>> begin Supplied records

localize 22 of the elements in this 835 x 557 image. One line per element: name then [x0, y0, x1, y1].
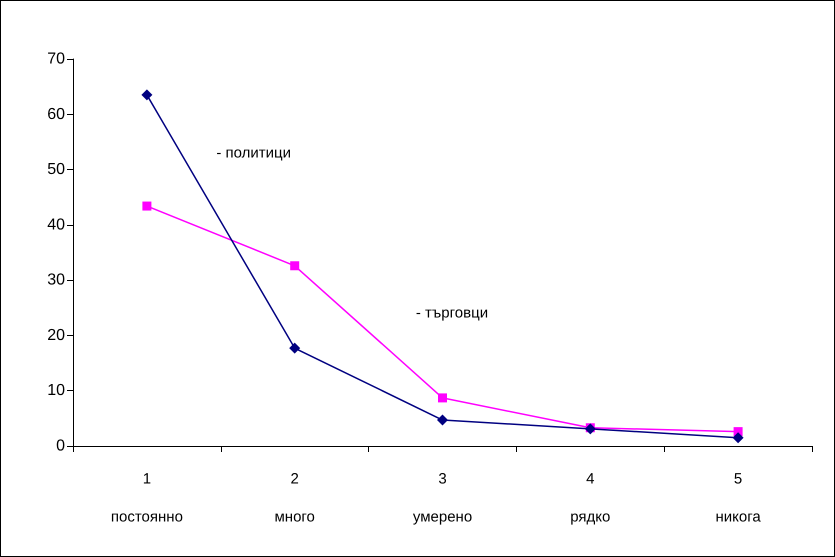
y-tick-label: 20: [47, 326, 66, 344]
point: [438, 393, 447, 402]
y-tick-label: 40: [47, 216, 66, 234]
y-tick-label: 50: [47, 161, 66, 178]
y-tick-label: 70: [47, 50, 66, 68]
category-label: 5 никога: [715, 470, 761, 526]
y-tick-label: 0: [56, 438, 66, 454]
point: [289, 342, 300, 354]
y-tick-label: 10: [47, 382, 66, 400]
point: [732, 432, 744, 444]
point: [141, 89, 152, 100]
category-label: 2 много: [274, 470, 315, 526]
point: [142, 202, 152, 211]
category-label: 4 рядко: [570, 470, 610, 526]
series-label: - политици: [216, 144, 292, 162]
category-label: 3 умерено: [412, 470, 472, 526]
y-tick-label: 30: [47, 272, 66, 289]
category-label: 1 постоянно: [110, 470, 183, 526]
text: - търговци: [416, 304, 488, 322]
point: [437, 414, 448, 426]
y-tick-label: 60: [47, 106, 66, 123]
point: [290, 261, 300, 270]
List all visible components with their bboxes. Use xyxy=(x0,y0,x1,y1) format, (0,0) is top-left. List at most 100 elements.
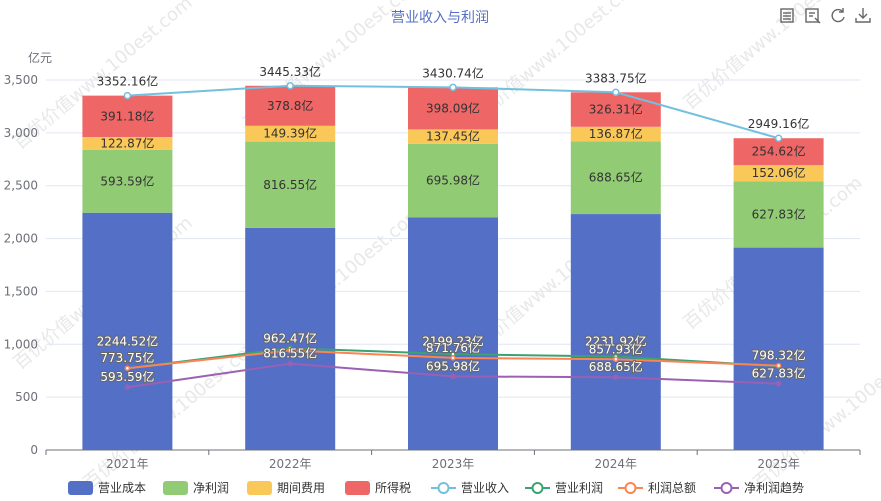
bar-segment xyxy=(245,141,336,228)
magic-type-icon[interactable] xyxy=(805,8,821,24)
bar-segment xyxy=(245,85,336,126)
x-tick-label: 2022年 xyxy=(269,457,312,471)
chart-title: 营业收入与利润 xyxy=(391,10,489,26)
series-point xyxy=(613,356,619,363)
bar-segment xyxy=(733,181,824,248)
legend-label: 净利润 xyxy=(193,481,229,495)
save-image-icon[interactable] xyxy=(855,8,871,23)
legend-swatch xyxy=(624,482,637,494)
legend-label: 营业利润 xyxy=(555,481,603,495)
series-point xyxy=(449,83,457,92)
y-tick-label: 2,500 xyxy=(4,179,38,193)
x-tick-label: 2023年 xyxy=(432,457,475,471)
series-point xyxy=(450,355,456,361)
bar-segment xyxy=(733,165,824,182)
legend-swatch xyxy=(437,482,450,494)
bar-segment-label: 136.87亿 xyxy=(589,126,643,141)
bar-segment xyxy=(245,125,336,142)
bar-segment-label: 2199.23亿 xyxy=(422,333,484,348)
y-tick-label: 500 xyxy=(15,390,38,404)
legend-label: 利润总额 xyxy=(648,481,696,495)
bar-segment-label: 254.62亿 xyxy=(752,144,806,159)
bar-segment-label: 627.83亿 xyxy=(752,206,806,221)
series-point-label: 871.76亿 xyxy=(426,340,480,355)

>> end Supplied records

**Problem description**
Please arrange all the lines of the items above as a Markdown table with the columns Row and Line, numbering each row and skipping blank lines. Leave the pictures out of the answer.

**Solution to the problem**
| Row | Line |
|---|---|
| 1 | localize 22 of the elements in this 835 x 557 image. One line per element: name then [x0, y0, x1, y1]. |
| 2 | y-tick-label: 20: [47, 326, 66, 344] |
| 3 | point: [438, 393, 447, 402] |
| 4 | y-tick-label: 40: [47, 216, 66, 234] |
| 5 | y-tick-label: 50: [47, 161, 66, 178] |
| 6 | y-tick-label: 70: [47, 50, 66, 68] |
| 7 | category-label: 5 никога: [715, 470, 761, 526] |
| 8 | y-tick-label: 0: [56, 438, 66, 454] |
| 9 | point: [289, 342, 300, 354] |
| 10 | y-tick-label: 10: [47, 382, 66, 400] |
| 11 | point: [732, 432, 744, 444] |
| 12 | point: [141, 89, 152, 100] |
| 13 | category-label: 2 много: [274, 470, 315, 526] |
| 14 | point: [142, 202, 152, 211] |
| 15 | category-label: 4 рядко: [570, 470, 610, 526] |
| 16 | series-label: - политици: [216, 144, 292, 162] |
| 17 | category-label: 3 умерено: [412, 470, 472, 526] |
| 18 | y-tick-label: 30: [47, 272, 66, 289] |
| 19 | category-label: 1 постоянно: [110, 470, 183, 526] |
| 20 | text: - търговци: [416, 304, 488, 322] |
| 21 | point: [437, 414, 448, 426] |
| 22 | y-tick-label: 60: [47, 106, 66, 123] |
| 23 | point: [290, 261, 300, 270] |
| 24 | List all visible components with their bboxes. Use xyxy=(x0,y0,x1,y1) format, (0,0) is top-left. List at most 100 elements. |
| 25 | bar-segment xyxy=(245,141,336,228) |
| 26 | magic-type-icon[interactable] xyxy=(805,8,821,24) |
| 27 | bar-segment xyxy=(245,85,336,126) |
| 28 | x-tick-label: 2022年 xyxy=(269,457,312,471) |
| 29 | chart-title: 营业收入与利润 xyxy=(391,10,489,26) |
| 30 | series-point xyxy=(613,356,619,363) |
| 31 | bar-segment xyxy=(733,181,824,248) |
| 32 | legend-label: 净利润 xyxy=(193,481,229,495) |
| 33 | save-image-icon[interactable] xyxy=(855,8,871,23) |
| 34 | legend-swatch xyxy=(624,482,637,494) |
| 35 | legend-label: 营业利润 xyxy=(555,481,603,495) |
| 36 | series-point xyxy=(449,83,457,92) |
| 37 | y-tick-label: 2,500 xyxy=(4,179,38,193) |
| 38 | x-tick-label: 2023年 xyxy=(432,457,475,471) |
| 39 | series-point xyxy=(450,355,456,361) |
| 40 | bar-segment xyxy=(733,165,824,182) |
| 41 | legend-swatch xyxy=(437,482,450,494) |
| 42 | bar-segment-label: 136.87亿 xyxy=(589,126,643,141) |
| 43 | bar-segment xyxy=(245,125,336,142) |
| 44 | bar-segment-label: 2199.23亿 xyxy=(422,333,484,348) |
| 45 | y-tick-label: 500 xyxy=(15,390,38,404) |
| 46 | legend-label: 利润总额 xyxy=(648,481,696,495) |
| 47 | bar-segment-label: 254.62亿 xyxy=(752,144,806,159) |
| 48 | bar-segment-label: 627.83亿 xyxy=(752,206,806,221) |
| 49 | series-point-label: 871.76亿 xyxy=(426,340,480,355) |